Input records.
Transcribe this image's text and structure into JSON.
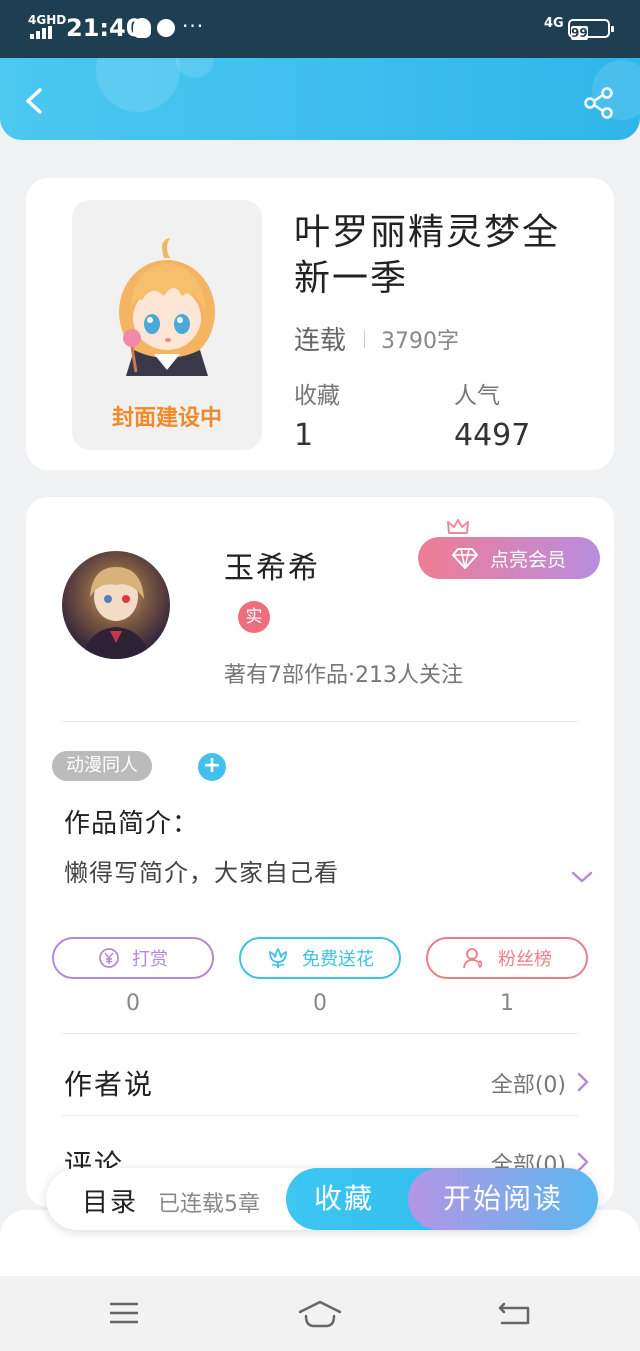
{
  "status_bar": {
    "network_left": "4GHD",
    "time": "21:40",
    "more_dots": "···",
    "network_right": "4G",
    "battery": "99"
  },
  "book": {
    "title": "叶罗丽精灵梦全新一季",
    "cover_placeholder": "封面建设中",
    "state": "连载",
    "word_count": "3790字",
    "favorites_label": "收藏",
    "favorites_value": "1",
    "popularity_label": "人气",
    "popularity_value": "4497"
  },
  "author": {
    "name": "玉希希",
    "vip_button": "点亮会员",
    "verified_badge": "实",
    "stats": "著有7部作品·213人关注"
  },
  "tags": [
    "动漫同人"
  ],
  "tag_add": "+",
  "intro": {
    "title": "作品简介：",
    "text": "懒得写简介，大家自己看"
  },
  "actions": [
    {
      "label": "打赏",
      "count": "0",
      "icon": "yen-coin-icon",
      "color": "#b28ad6"
    },
    {
      "label": "免费送花",
      "count": "0",
      "icon": "flower-icon",
      "color": "#3fc0e6"
    },
    {
      "label": "粉丝榜",
      "count": "1",
      "icon": "fan-person-icon",
      "color": "#ef7d86"
    }
  ],
  "sections": {
    "author_says": "作者说",
    "author_says_more": "全部(0)",
    "comments": "评论",
    "comments_more": "全部(0)"
  },
  "bottom_bar": {
    "toc": "目录",
    "chapters": "已连载5章",
    "favorite": "收藏",
    "start_reading": "开始阅读"
  },
  "colors": {
    "header": "#33b9ec",
    "accent_blue": "#3ec6f2",
    "vip_gradient_start": "#ee7d93",
    "vip_gradient_end": "#b98de0",
    "cover_text": "#f08a28"
  },
  "icons": {
    "back": "back-arrow-icon",
    "share": "share-icon",
    "crown": "crown-icon",
    "diamond": "diamond-icon",
    "expand": "chevron-down-icon",
    "menu": "menu-icon",
    "home": "home-icon",
    "return": "return-icon"
  }
}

What to do. The data above needs to be retyped exactly, with the images left out.

Solution to the problem.
Transcribe this image's text and structure into JSON.
{
  "status_bar": {
    "network_left": "4GHD",
    "time": "21:40",
    "more_dots": "···",
    "network_right": "4G",
    "battery": "99"
  },
  "book": {
    "title": "叶罗丽精灵梦全新一季",
    "cover_placeholder": "封面建设中",
    "state": "连载",
    "word_count": "3790字",
    "favorites_label": "收藏",
    "favorites_value": "1",
    "popularity_label": "人气",
    "popularity_value": "4497"
  },
  "author": {
    "name": "玉希希",
    "vip_button": "点亮会员",
    "verified_badge": "实",
    "stats": "著有7部作品·213人关注"
  },
  "tags": [
    "动漫同人"
  ],
  "tag_add": "+",
  "intro": {
    "title": "作品简介：",
    "text": "懒得写简介，大家自己看"
  },
  "actions": [
    {
      "label": "打赏",
      "count": "0",
      "icon": "yen-coin-icon",
      "color": "#b28ad6"
    },
    {
      "label": "免费送花",
      "count": "0",
      "icon": "flower-icon",
      "color": "#3fc0e6"
    },
    {
      "label": "粉丝榜",
      "count": "1",
      "icon": "fan-person-icon",
      "color": "#ef7d86"
    }
  ],
  "sections": {
    "author_says": "作者说",
    "author_says_more": "全部(0)",
    "comments": "评论",
    "comments_more": "全部(0)"
  },
  "bottom_bar": {
    "toc": "目录",
    "chapters": "已连载5章",
    "favorite": "收藏",
    "start_reading": "开始阅读"
  },
  "colors": {
    "header": "#33b9ec",
    "accent_blue": "#3ec6f2",
    "vip_gradient_start": "#ee7d93",
    "vip_gradient_end": "#b98de0",
    "cover_text": "#f08a28"
  },
  "icons": {
    "back": "back-arrow-icon",
    "share": "share-icon",
    "crown": "crown-icon",
    "diamond": "diamond-icon",
    "expand": "chevron-down-icon",
    "menu": "menu-icon",
    "home": "home-icon",
    "return": "return-icon"
  }
}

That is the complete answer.